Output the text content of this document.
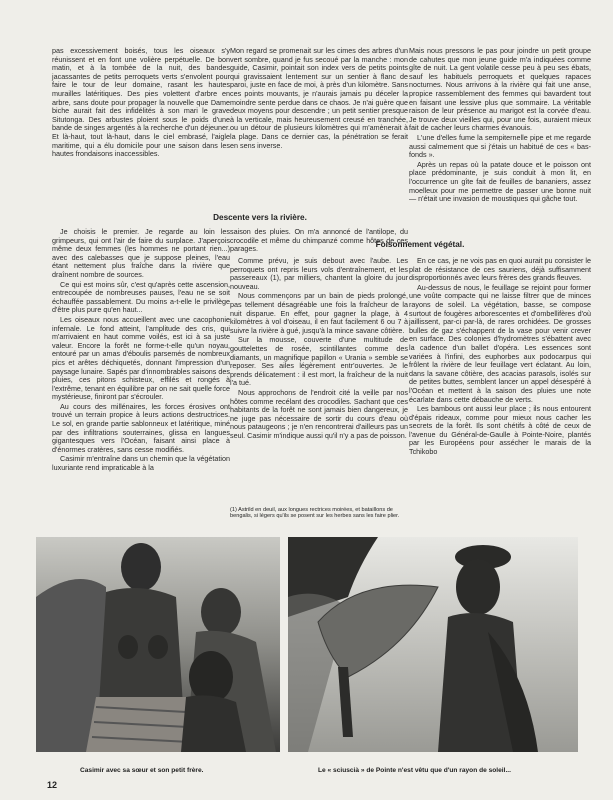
pas excessivement boisés, tous les oiseaux s'y réunissent et en font une volière perpétuelle. De bon matin, et à la tombée de la nuit, des bandes jacassantes de petits perroquets verts s'envolent pour faire le tour de leur domaine, rasant les hautes murailles latéritiques. Des pies volettent d'arbre en arbre, sans doute pour propager la nouvelle que Dame biche aurait fait des infidélités à son mari le grave Situtonga. Des arbustes ploient sous le poids d'une bande de singes argentés à la recherche d'un déjeuner. Et là-haut, tout là-haut, dans le ciel embrasé, l'aigle maritime, qui a élu domicile pour une saison dans les hautes frondaisons inaccessibles.

Mon regard se promenait sur les cimes des arbres d'un vert sombre, quand je fus secoué par la manche : mon guide, Casimir, pointait son index vers de petits points qui gravissaient lentement sur un sentier à flanc de paroi, juste en face de moi, à près d'un kilomètre. Sans ces points mouvants, je n'aurais jamais pu déceler la moindre sente perdue dans ce chaos. Je n'ai guère que deux moyens pour descendre ; un petit sentier presque à la verticale, mais heureusement creusé en tranchée, ou un détour de plusieurs kilomètres qui m'amènerait à la plage. Dans ce dernier cas, la pénétration se ferait en sens inverse.

Mais nous pressons le pas pour joindre un petit groupe de cahutes que mon jeune guide m'a indiquées comme gîte de nuit. La gent volatile cesse peu à peu ses ébats, sauf les habituels perroquets et quelques rapaces nocturnes. Nous arrivons à la rivière qui fait une anse, propice rassemblement des femmes qui bavardent tout en faisant une lessive plus que sommaire. La véritable raison de leur présence au marigot est la corvée d'eau. Je trouve deux vieilles qui, pour une fois, auraient mieux fait de cacher leurs charmes évanouis.

L'une d'elles fume la sempiternelle pipe et me regarde aussi calmement que si j'étais un habitué de ces « bas-fonds ».

Après un repas où la patate douce et le poisson ont place prédominante, je suis conduit à mon lit, en l'occurrence un gîte fait de feuilles de bananiers, assez moelleux pour me permettre de passer une bonne nuit — n'était une invasion de moustiques qui gâche tout.

Descente vers la rivière.

Je choisis le premier. Je regarde au loin les grimpeurs, qui ont l'air de faire du surplace. J'aperçois même deux femmes (les hommes ne portant rien...) avec des calebasses que je suppose pleines, l'eau étant nettement plus fraîche dans la rivière que draînent nombre de sources.

Ce qui est moins sûr, c'est qu'après cette ascension, entrecoupée de nombreuses pauses, l'eau ne se soit échauffée passablement. Du moins a-t-elle le privilège d'être plus pure qu'en haut...

Les oiseaux nous accueillent avec une cacophonie infernale. Le fond atteint, l'amplitude des cris, qui m'arrivaient en haut comme voilés, est ici à sa juste valeur. Encore la forêt ne forme-t-elle qu'un noyau, entouré par un amas d'éboulis parsemés de nombreux pics et arêtes déchiquetés, donnant l'impression d'un paysage lunaire. Sapés par d'innombrables saisons des pluies, ces pitons schisteux, effilés et rongés à l'extrême, tenant en équilibre par on ne sait quelle force mystérieuse, finiront par s'écrouler.

Au cours des millénaires, les forces érosives ont trouvé un terrain propice à leurs actions destructrices. Le sol, en grande partie sablonneux et latéritique, miné par des infiltrations souterraines, glissa en langues gigantesques vers l'Océan, faisant ainsi place à d'énormes cratères, sans cesse modifiés.

Casimir m'entraîne dans un chemin que la végétation luxuriante rend impraticable à la

saison des pluies. On m'a annoncé de l'antilope, du crocodile et même du chimpanzé comme hôtes de ces parages.	Foisonnement végétal.

Comme prévu, je suis debout avec l'aube. Les perroquets ont repris leurs vols d'entraînement, et les passereaux (1), par milliers, chantent la gloire du jour nouveau.

Nous commençons par un bain de pieds prolongé, pas tellement désagréable une fois la fraîcheur de la nuit disparue. En effet, pour gagner la plage, à 4 kilomètres à vol d'oiseau, il en faut facilement 6 ou 7 à suivre la rivière à gué, jusqu'à la mince savane côtière.

Sur la mousse, couverte d'une multitude de gouttelettes de rosée, scintillantes comme des diamants, un magnifique papillon « Urania » semble se reposer. Ses ailes légèrement entr'ouvertes. Je le prends délicatement : il est mort, la fraîcheur de la nuit l'a tué.

Nous approchons de l'endroit cité la veille par nos hôtes comme recélant des crocodiles. Sachant que ces habitants de la forêt ne sont jamais bien dangereux, je ne juge pas nécessaire de sortir du cours d'eau où nous pataugeons ; je n'en rencontrerai d'ailleurs pas un seul. Casimir m'indique aussi qu'il n'y a pas de poisson.

(1) Astrild en deuil, aux longues rectrices moirées, et bataillons de bengalis, si légers qu'ils se posent sur les herbes sans les faire plier.

En ce cas, je ne vois pas en quoi aurait pu consister le plat de résistance de ces sauriens, déjà suffisamment disproportionnés avec leurs frères des grands fleuves.

Au-dessus de nous, le feuillage se rejoint pour former une voûte compacte qui ne laisse filtrer que de minces rayons de soleil. La végétation, basse, se compose surtout de fougères arborescentes et d'ombellifères d'où jaillissent, par-ci par-là, de rares orchidées. De grosses bulles de gaz s'échappent de la vase pour venir crever en surface. Des colonies d'hydromètres s'ébattent avec la cadence d'un ballet d'opéra. Les essences sont variées à l'infini, des euphorbes aux podocarpus qui frôlent la rivière de leur feuillage vert éclatant. Au loin, dans la savane côtière, des acacias parasols, isolés sur de petites buttes, semblent lancer un appel désespéré à l'Océan et mettent à la saison des pluies une note écarlate dans cette débauche de verts.

Les bambous ont aussi leur place ; ils nous entourent d'épais rideaux, comme pour mieux nous cacher les secrets de la forêt. Ils sont chétifs à côté de ceux de l'avenue du Général-de-Gaulle à Pointe-Noire, plantés par les Européens pour assécher le marais de la Tchikobo

Casimir avec sa sœur et son petit frère.	Le « sciuscià » de Pointe n'est vêtu que d'un rayon de soleil...
12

:::::

Copy the listing over exactly, skipping the pictures it holds.

Output the text content of this document.
pas excessivement boisés, tous les oiseaux s'y réunissent et en font une volière perpétuelle. De bon matin, et à la tombée de la nuit, des bandes jacassantes de petits perroquets verts s'envolent pour faire le tour de leur domaine, rasant les hautes murailles latéritiques. Des pies volettent d'arbre en arbre, sans doute pour propager la nouvelle que Dame biche aurait fait des infidélités à son mari le grave Situtonga. Des arbustes ploient sous le poids d'une bande de singes argentés à la recherche d'un déjeuner. Et là-haut, tout là-haut, dans le ciel embrasé, l'aigle maritime, qui a élu domicile pour une saison dans les hautes frondaisons inaccessibles.

Mon regard se promenait sur les cimes des arbres d'un vert sombre, quand je fus secoué par la manche : mon guide, Casimir, pointait son index vers de petits points qui gravissaient lentement sur un sentier à flanc de paroi, juste en face de moi, à près d'un kilomètre. Sans ces points mouvants, je n'aurais jamais pu déceler la moindre sente perdue dans ce chaos. Je n'ai guère que deux moyens pour descendre ; un petit sentier presque à la verticale, mais heureusement creusé en tranchée, ou un détour de plusieurs kilomètres qui m'amènerait à la plage. Dans ce dernier cas, la pénétration se ferait en sens inverse.

Mais nous pressons le pas pour joindre un petit groupe de cahutes que mon jeune guide m'a indiquées comme gîte de nuit. La gent volatile cesse peu à peu ses ébats, sauf les habituels perroquets et quelques rapaces nocturnes. Nous arrivons à la rivière qui fait une anse, propice rassemblement des femmes qui bavardent tout en faisant une lessive plus que sommaire. La véritable raison de leur présence au marigot est la corvée d'eau. Je trouve deux vieilles qui, pour une fois, auraient mieux fait de cacher leurs charmes évanouis.

L'une d'elles fume la sempiternelle pipe et me regarde aussi calmement que si j'étais un habitué de ces « bas-fonds ».

Après un repas où la patate douce et le poisson ont place prédominante, je suis conduit à mon lit, en l'occurrence un gîte fait de feuilles de bananiers, assez moelleux pour me permettre de passer une bonne nuit — n'était une invasion de moustiques qui gâche tout.

Descente vers la rivière.

Je choisis le premier. Je regarde au loin les grimpeurs, qui ont l'air de faire du surplace. J'aperçois même deux femmes (les hommes ne portant rien...) avec des calebasses que je suppose pleines, l'eau étant nettement plus fraîche dans la rivière que draînent nombre de sources.

Ce qui est moins sûr, c'est qu'après cette ascension, entrecoupée de nombreuses pauses, l'eau ne se soit échauffée passablement. Du moins a-t-elle le privilège d'être plus pure qu'en haut...

Les oiseaux nous accueillent avec une cacophonie infernale. Le fond atteint, l'amplitude des cris, qui m'arrivaient en haut comme voilés, est ici à sa juste valeur. Encore la forêt ne forme-t-elle qu'un noyau, entouré par un amas d'éboulis parsemés de nombreux pics et arêtes déchiquetés, donnant l'impression d'un paysage lunaire. Sapés par d'innombrables saisons des pluies, ces pitons schisteux, effilés et rongés à l'extrême, tenant en équilibre par on ne sait quelle force mystérieuse, finiront par s'écrouler.

Au cours des millénaires, les forces érosives ont trouvé un terrain propice à leurs actions destructrices. Le sol, en grande partie sablonneux et latéritique, miné par des infiltrations souterraines, glissa en langues gigantesques vers l'Océan, faisant ainsi place à d'énormes cratères, sans cesse modifiés.

Casimir m'entraîne dans un chemin que la végétation luxuriante rend impraticable à la

saison des pluies. On m'a annoncé de l'antilope, du crocodile et même du chimpanzé comme hôtes de ces parages.	Foisonnement végétal.

Comme prévu, je suis debout avec l'aube. Les perroquets ont repris leurs vols d'entraînement, et les passereaux (1), par milliers, chantent la gloire du jour nouveau.

Nous commençons par un bain de pieds prolongé, pas tellement désagréable une fois la fraîcheur de la nuit disparue. En effet, pour gagner la plage, à 4 kilomètres à vol d'oiseau, il en faut facilement 6 ou 7 à suivre la rivière à gué, jusqu'à la mince savane côtière.

Sur la mousse, couverte d'une multitude de gouttelettes de rosée, scintillantes comme des diamants, un magnifique papillon « Urania » semble se reposer. Ses ailes légèrement entr'ouvertes. Je le prends délicatement : il est mort, la fraîcheur de la nuit l'a tué.

Nous approchons de l'endroit cité la veille par nos hôtes comme recélant des crocodiles. Sachant que ces habitants de la forêt ne sont jamais bien dangereux, je ne juge pas nécessaire de sortir du cours d'eau où nous pataugeons ; je n'en rencontrerai d'ailleurs pas un seul. Casimir m'indique aussi qu'il n'y a pas de poisson.

(1) Astrild en deuil, aux longues rectrices moirées, et bataillons de bengalis, si légers qu'ils se posent sur les herbes sans les faire plier.

En ce cas, je ne vois pas en quoi aurait pu consister le plat de résistance de ces sauriens, déjà suffisamment disproportionnés avec leurs frères des grands fleuves.

Au-dessus de nous, le feuillage se rejoint pour former une voûte compacte qui ne laisse filtrer que de minces rayons de soleil. La végétation, basse, se compose surtout de fougères arborescentes et d'ombellifères d'où jaillissent, par-ci par-là, de rares orchidées. De grosses bulles de gaz s'échappent de la vase pour venir crever en surface. Des colonies d'hydromètres s'ébattent avec la cadence d'un ballet d'opéra. Les essences sont variées à l'infini, des euphorbes aux podocarpus qui frôlent la rivière de leur feuillage vert éclatant. Au loin, dans la savane côtière, des acacias parasols, isolés sur de petites buttes, semblent lancer un appel désespéré à l'Océan et mettent à la saison des pluies une note écarlate dans cette débauche de verts.

Les bambous ont aussi leur place ; ils nous entourent d'épais rideaux, comme pour mieux nous cacher les secrets de la forêt. Ils sont chétifs à côté de ceux de l'avenue du Général-de-Gaulle à Pointe-Noire, plantés par les Européens pour assécher le marais de la Tchikobo

Casimir avec sa sœur et son petit frère.	Le « sciuscià » de Pointe n'est vêtu que d'un rayon de soleil...
12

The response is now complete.